Re: asm grep



Robert Redelmeier wrote:

....
Printing filename (really need to do that) and/or offset, or
just count, shouldn't be a problem... Printing non-matching
lines is going to require major modification

Why? just default to printing the line & skip if match.
Not much different to default to noprint and print if match.

The problem arises in that, in order to minimize checking "obvious non-matches", I scasb for the first character of "needle", completely ignoring "lines" (find the beginning/end of the line in which the match was found only after finding a match). Seems to me this isn't going to work if we want to print non-matching lines... *or* report line-number where a match is found, instead of "offset" (which seems useful to me).

- does anyone > actually use that?

Yes. I use -v when I need to filter out false positives:

$ grep sshd /var/log/messages* | grep -v Accept ; gives failed sshd

Damn! Well... it can be arranged...

» **Collected material**
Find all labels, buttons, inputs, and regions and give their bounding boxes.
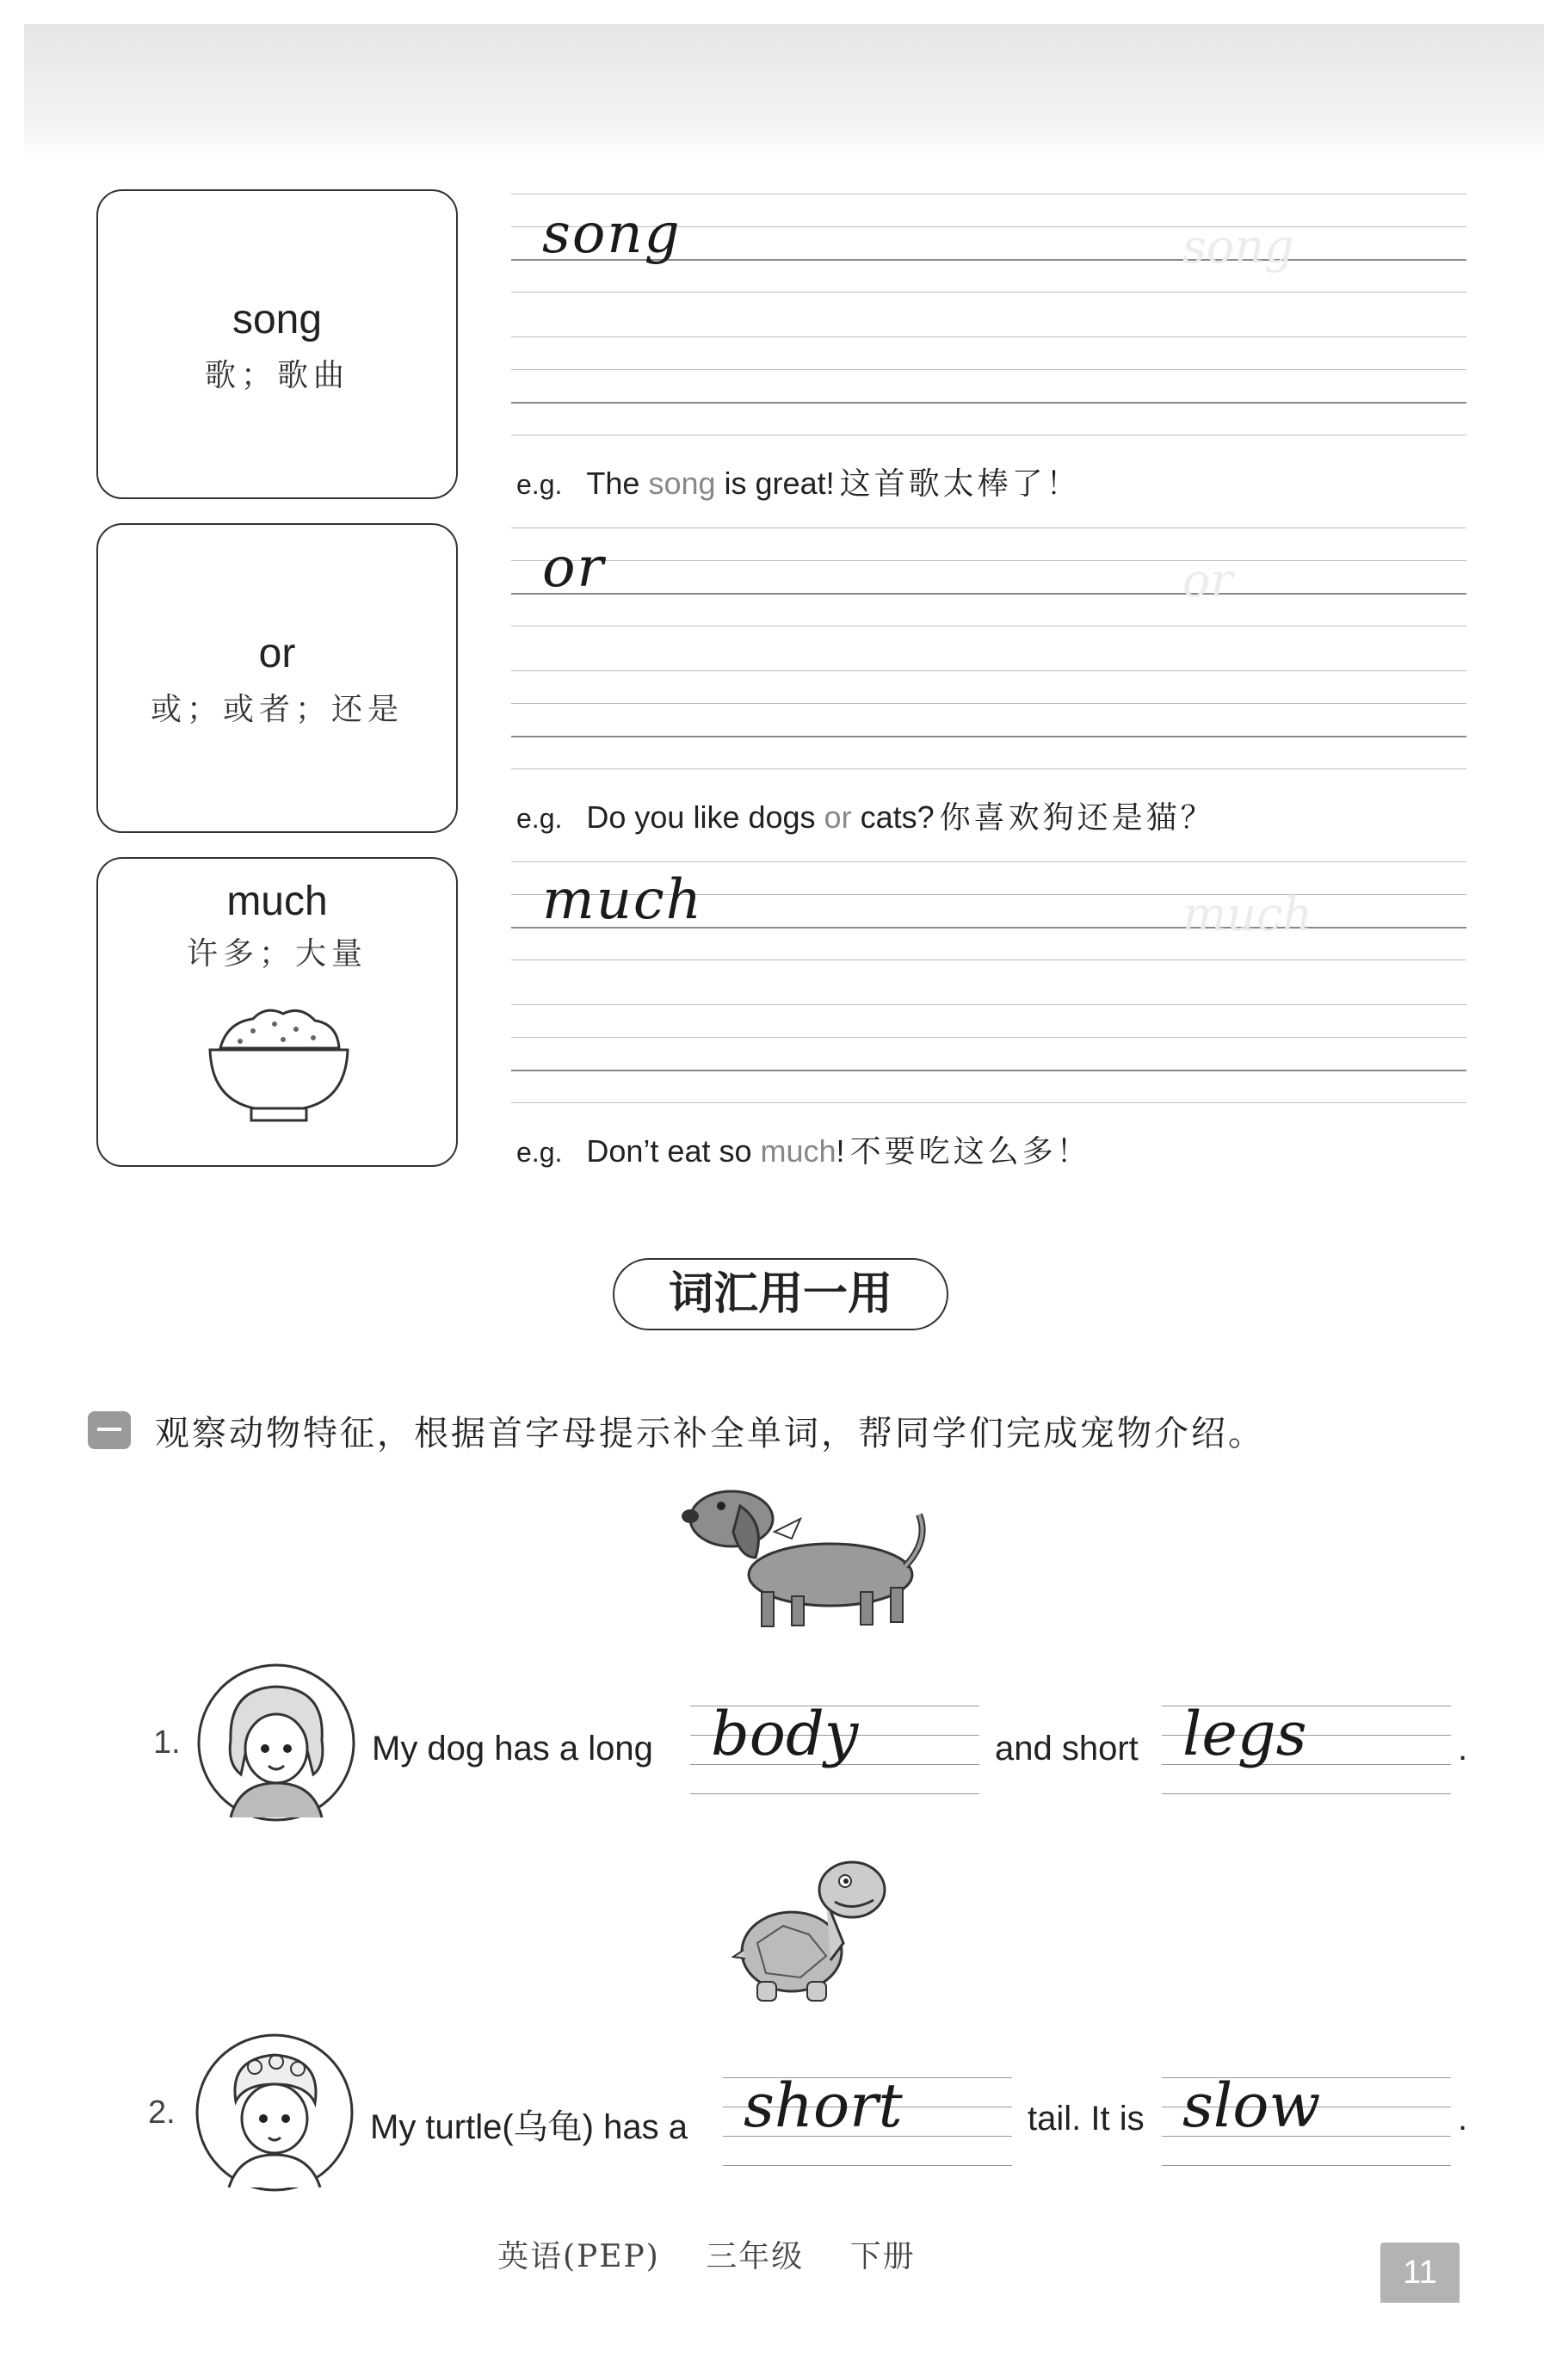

» **Work to do**
From the asm grep message above, copy the passage starting at "Printing filename (really" and ending at "useful to me).", word for word.

» **Output below**
Printing filename (really need to do that) and/or offset, or
just count, shouldn't be a problem... Printing non-matching
lines is going to require major modification

Why? just default to printing the line & skip if match.
Not much different to default to noprint and print if match.

The problem arises in that, in order to minimize checking "obvious non-matches", I scasb for the first character of "needle", completely ignoring "lines" (find the beginning/end of the line in which the match was found only after finding a match). Seems to me this isn't going to work if we want to print non-matching lines... *or* report line-number where a match is found, instead of "offset" (which seems useful to me).